▶ [The exercise]: Bring together all lines of the material below that contain the string "this".
##########
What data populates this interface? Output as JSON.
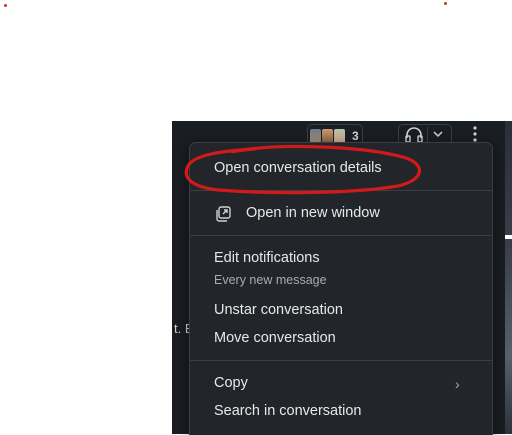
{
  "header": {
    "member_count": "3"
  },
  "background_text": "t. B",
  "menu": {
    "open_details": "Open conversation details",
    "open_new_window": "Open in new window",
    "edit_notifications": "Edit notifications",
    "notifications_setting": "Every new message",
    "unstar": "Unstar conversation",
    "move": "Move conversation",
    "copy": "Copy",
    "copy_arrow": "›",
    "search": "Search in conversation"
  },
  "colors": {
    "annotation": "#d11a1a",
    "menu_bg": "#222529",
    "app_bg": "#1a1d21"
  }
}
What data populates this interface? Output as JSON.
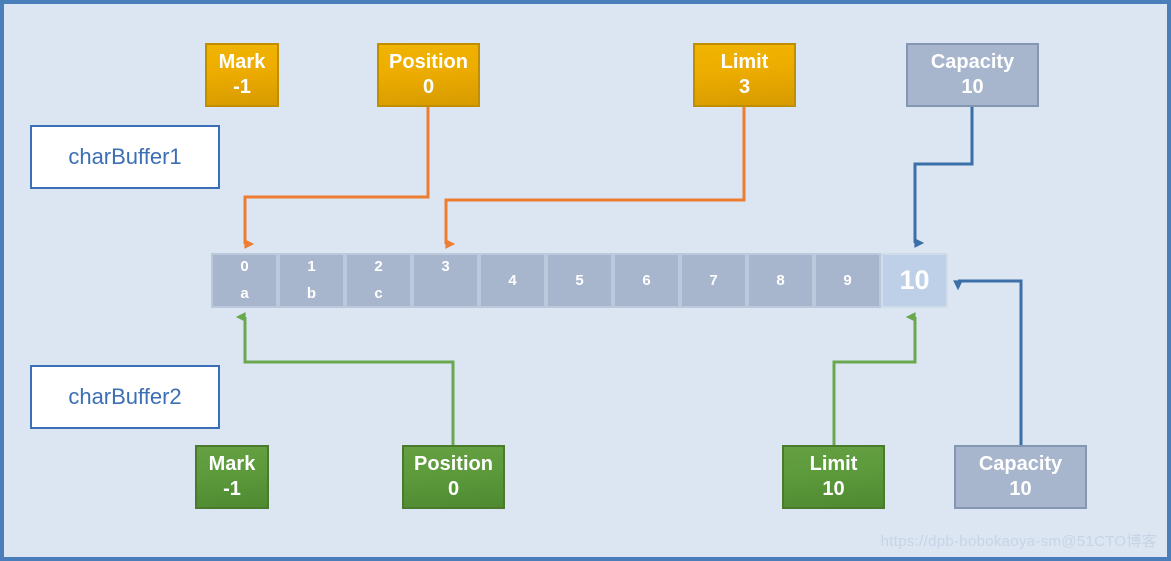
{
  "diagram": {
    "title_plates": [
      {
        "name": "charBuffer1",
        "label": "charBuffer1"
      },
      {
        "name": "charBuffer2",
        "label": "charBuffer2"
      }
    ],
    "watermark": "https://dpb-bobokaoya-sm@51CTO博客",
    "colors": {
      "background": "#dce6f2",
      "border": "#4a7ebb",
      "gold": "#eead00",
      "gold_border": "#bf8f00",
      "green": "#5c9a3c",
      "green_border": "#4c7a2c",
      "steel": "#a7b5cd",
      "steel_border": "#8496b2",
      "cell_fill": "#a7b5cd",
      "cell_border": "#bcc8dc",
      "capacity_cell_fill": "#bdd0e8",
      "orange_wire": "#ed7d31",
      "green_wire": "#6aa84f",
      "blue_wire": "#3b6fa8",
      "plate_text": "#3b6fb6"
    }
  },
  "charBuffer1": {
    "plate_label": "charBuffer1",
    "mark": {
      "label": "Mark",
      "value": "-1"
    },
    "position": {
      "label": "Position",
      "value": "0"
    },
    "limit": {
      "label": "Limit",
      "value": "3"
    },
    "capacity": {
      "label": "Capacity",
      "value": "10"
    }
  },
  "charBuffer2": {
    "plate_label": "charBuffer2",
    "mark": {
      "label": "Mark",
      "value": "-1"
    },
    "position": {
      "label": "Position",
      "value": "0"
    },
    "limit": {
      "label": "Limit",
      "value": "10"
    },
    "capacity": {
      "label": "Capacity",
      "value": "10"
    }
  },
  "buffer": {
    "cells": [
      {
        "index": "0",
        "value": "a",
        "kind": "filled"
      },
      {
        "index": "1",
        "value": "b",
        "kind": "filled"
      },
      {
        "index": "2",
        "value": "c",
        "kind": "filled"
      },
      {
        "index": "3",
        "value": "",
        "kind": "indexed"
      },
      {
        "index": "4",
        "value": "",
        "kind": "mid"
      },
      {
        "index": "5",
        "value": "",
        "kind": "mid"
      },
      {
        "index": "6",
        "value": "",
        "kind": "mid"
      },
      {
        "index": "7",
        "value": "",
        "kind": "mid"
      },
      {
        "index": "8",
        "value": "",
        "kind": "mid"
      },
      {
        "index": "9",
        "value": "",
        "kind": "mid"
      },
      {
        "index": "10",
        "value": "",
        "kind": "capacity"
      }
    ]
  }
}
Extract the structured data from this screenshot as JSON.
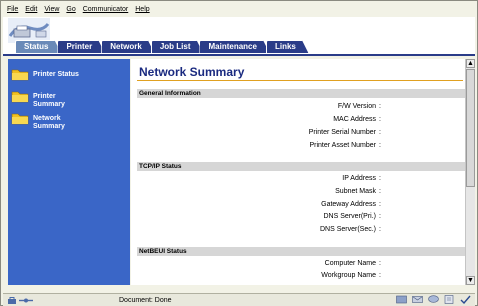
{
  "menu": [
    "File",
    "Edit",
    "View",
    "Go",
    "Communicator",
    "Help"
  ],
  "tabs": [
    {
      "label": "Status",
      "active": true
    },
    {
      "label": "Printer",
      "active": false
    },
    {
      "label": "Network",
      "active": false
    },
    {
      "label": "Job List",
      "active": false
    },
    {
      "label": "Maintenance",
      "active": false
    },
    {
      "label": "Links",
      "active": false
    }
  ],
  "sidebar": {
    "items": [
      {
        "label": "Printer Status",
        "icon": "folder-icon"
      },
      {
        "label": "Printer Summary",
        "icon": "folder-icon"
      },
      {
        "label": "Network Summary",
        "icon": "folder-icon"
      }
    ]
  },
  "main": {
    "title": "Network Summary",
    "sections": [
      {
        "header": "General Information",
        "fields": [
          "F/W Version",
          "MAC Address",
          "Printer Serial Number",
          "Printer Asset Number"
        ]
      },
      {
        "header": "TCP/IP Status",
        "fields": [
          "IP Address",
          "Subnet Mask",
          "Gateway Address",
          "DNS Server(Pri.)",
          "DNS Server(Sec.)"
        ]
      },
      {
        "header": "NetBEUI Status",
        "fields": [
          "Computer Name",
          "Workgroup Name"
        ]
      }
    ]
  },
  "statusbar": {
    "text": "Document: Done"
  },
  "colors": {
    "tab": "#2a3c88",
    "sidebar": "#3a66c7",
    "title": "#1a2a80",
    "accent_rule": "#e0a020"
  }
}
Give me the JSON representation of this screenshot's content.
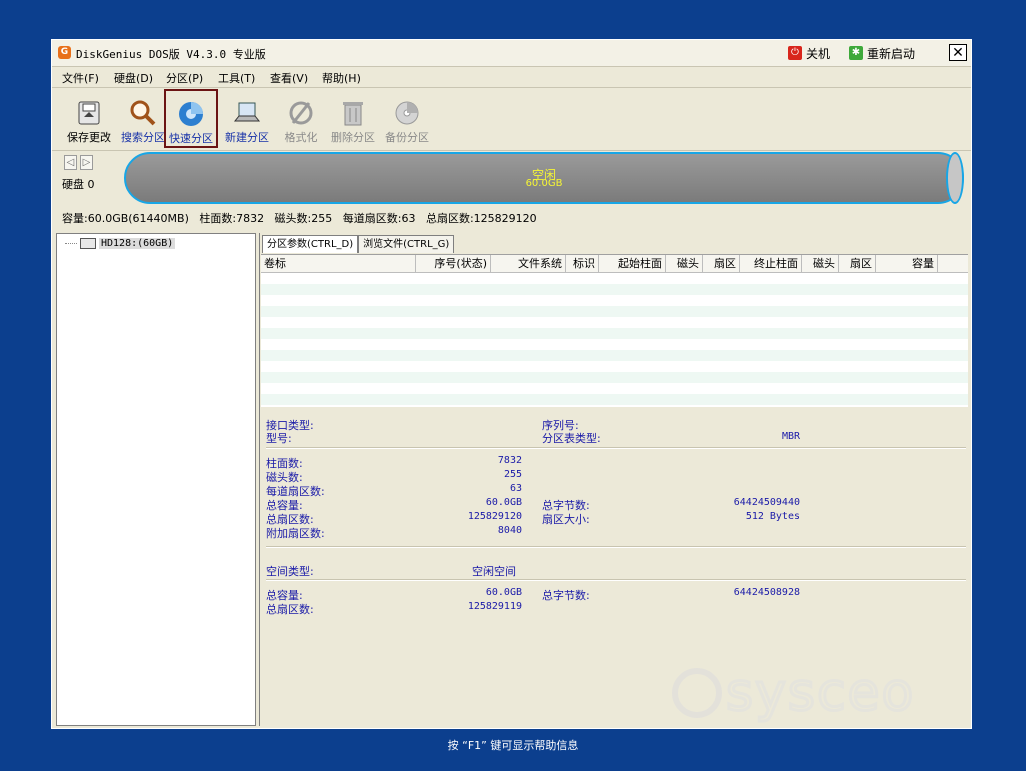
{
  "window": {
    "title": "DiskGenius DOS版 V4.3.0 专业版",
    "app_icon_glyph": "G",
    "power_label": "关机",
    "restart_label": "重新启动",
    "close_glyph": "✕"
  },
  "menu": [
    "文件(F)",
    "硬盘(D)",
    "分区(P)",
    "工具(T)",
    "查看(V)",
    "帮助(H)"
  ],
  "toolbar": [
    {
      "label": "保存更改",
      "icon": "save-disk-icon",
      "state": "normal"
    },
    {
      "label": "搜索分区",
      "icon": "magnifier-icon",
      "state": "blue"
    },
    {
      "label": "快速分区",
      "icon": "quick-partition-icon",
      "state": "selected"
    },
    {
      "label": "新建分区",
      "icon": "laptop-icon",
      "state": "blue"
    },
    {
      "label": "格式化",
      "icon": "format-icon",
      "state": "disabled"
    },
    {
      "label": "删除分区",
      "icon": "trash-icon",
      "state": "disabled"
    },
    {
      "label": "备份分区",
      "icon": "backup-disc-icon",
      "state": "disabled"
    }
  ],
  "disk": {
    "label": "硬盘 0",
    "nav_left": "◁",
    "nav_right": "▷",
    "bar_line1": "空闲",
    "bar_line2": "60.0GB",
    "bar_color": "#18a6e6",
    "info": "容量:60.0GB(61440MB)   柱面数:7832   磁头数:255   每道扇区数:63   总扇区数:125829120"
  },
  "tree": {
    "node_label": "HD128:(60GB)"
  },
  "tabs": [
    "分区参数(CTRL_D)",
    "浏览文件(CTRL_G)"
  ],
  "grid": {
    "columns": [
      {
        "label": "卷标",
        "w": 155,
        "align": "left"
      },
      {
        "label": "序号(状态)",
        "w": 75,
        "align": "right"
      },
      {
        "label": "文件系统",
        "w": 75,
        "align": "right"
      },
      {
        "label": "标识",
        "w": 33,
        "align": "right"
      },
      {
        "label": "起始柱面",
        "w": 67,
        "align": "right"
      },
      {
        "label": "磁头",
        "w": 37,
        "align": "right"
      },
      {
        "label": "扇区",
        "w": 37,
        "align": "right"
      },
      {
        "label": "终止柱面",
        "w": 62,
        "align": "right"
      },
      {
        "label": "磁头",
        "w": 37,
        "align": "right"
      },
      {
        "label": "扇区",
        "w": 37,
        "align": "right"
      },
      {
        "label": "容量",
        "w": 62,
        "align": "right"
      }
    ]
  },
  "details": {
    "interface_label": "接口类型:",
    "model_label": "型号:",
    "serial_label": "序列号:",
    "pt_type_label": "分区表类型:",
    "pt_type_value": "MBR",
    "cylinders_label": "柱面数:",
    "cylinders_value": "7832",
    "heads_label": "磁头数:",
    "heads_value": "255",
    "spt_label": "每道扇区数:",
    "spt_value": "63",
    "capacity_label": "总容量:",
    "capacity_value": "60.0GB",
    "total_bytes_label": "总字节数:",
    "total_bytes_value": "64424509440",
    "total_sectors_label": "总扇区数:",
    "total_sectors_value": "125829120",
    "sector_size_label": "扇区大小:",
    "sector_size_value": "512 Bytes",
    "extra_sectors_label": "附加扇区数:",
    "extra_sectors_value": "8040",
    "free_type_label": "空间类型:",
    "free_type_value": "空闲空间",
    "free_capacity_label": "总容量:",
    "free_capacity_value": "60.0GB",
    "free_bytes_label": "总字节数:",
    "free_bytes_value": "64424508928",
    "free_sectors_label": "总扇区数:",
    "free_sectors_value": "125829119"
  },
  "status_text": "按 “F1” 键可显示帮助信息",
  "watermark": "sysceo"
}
##########
▶ [Written response]:
What data populates this interface? Output as JSON.
What data populates this interface? Output as JSON.
Extract the structured data from this screenshot as JSON.
Give me the JSON representation of this screenshot's content.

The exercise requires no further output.